>> start

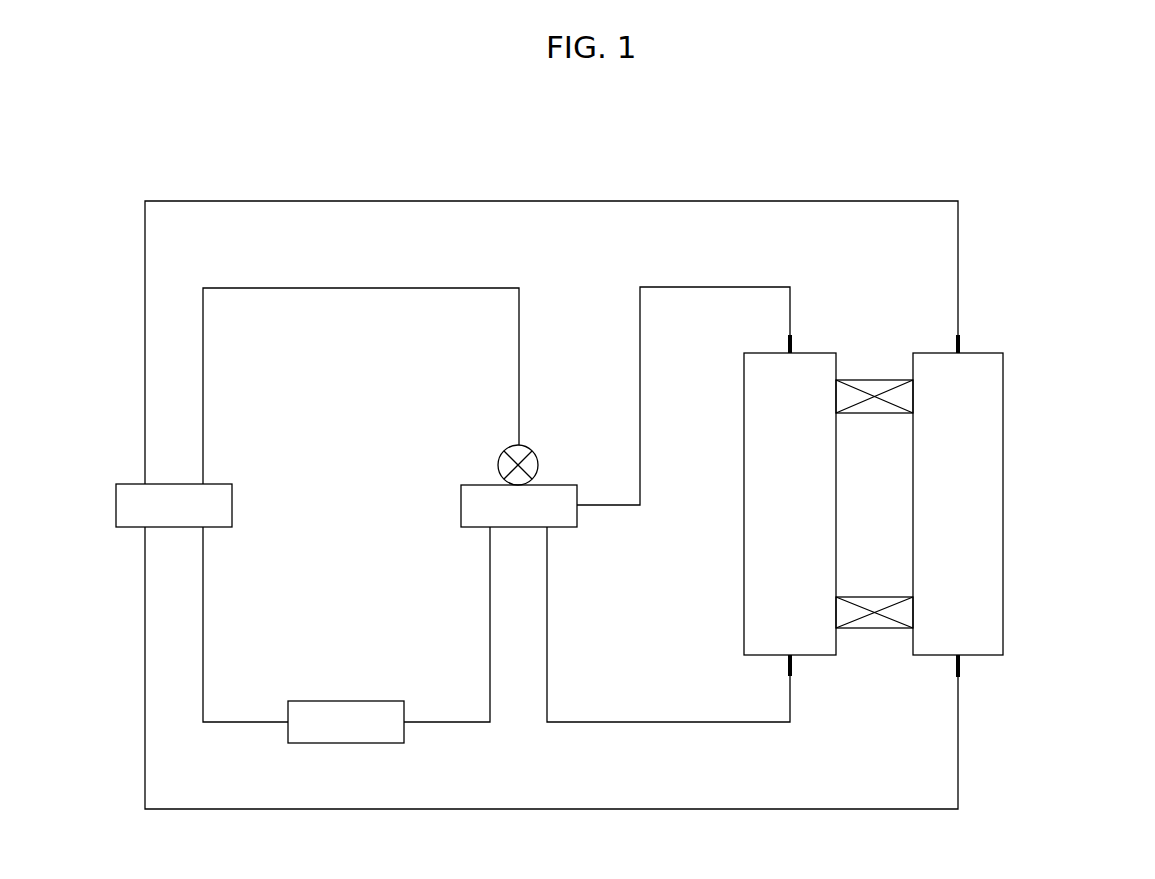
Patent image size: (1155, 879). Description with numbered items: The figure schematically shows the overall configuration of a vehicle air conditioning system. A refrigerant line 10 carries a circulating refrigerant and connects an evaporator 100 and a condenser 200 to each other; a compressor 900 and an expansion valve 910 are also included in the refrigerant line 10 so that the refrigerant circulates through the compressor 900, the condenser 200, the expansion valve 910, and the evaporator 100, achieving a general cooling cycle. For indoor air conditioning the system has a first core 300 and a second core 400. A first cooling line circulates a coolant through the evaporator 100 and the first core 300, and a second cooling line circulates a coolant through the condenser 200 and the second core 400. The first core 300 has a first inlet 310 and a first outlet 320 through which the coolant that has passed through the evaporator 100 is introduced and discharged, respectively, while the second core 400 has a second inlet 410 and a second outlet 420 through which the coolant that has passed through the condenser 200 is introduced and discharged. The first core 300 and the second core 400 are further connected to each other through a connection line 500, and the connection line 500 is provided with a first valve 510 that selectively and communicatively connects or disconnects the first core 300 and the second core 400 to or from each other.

The refrigerant line 10 is at (377, 288).
The evaporator 100 is at (519, 506).
The condenser 200 is at (174, 505).
The first core 300 is at (744, 543).
The first inlet 310 is at (790, 345).
The first outlet 320 is at (790, 665).
The second core 400 is at (1003, 503).
The second inlet 410 is at (962, 343).
The second outlet 420 is at (962, 665).
The connection line 500 is at (868, 380).
The first valve 510 is at (882, 413).
The compressor 900 is at (346, 722).
The expansion valve 910 is at (497, 462).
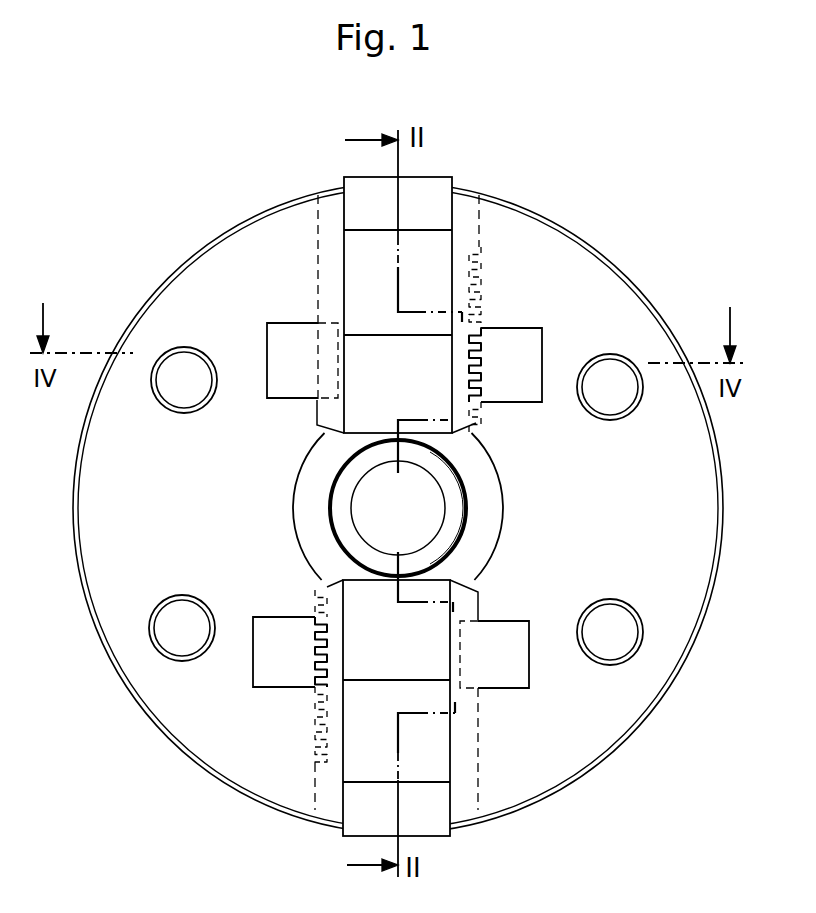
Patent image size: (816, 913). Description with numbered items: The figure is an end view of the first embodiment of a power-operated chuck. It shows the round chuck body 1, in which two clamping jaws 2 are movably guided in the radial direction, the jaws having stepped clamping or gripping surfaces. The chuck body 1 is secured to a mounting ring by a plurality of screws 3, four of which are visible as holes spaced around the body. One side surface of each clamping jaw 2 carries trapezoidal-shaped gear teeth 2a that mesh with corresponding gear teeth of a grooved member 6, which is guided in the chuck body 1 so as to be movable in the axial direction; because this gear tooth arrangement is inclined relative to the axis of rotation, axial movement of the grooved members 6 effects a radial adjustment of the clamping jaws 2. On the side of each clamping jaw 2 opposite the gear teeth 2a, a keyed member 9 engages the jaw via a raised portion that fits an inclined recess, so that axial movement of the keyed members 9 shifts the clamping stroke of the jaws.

>> end

* Task goal
Please give the rows again from the start through the line with "The first inlet 310 is at (790, 345).", changing "schematically" to "diagrammatically" and keeping everything else the same, without the pictures.

* Reply
Patent image size: (1155, 879). Description with numbered items: The figure diagrammatically shows the overall configuration of a vehicle air conditioning system. A refrigerant line 10 carries a circulating refrigerant and connects an evaporator 100 and a condenser 200 to each other; a compressor 900 and an expansion valve 910 are also included in the refrigerant line 10 so that the refrigerant circulates through the compressor 900, the condenser 200, the expansion valve 910, and the evaporator 100, achieving a general cooling cycle. For indoor air conditioning the system has a first core 300 and a second core 400. A first cooling line circulates a coolant through the evaporator 100 and the first core 300, and a second cooling line circulates a coolant through the condenser 200 and the second core 400. The first core 300 has a first inlet 310 and a first outlet 320 through which the coolant that has passed through the evaporator 100 is introduced and discharged, respectively, while the second core 400 has a second inlet 410 and a second outlet 420 through which the coolant that has passed through the condenser 200 is introduced and discharged. The first core 300 and the second core 400 are further connected to each other through a connection line 500, and the connection line 500 is provided with a first valve 510 that selectively and communicatively connects or disconnects the first core 300 and the second core 400 to or from each other.

The refrigerant line 10 is at (377, 288).
The evaporator 100 is at (519, 506).
The condenser 200 is at (174, 505).
The first core 300 is at (744, 543).
The first inlet 310 is at (790, 345).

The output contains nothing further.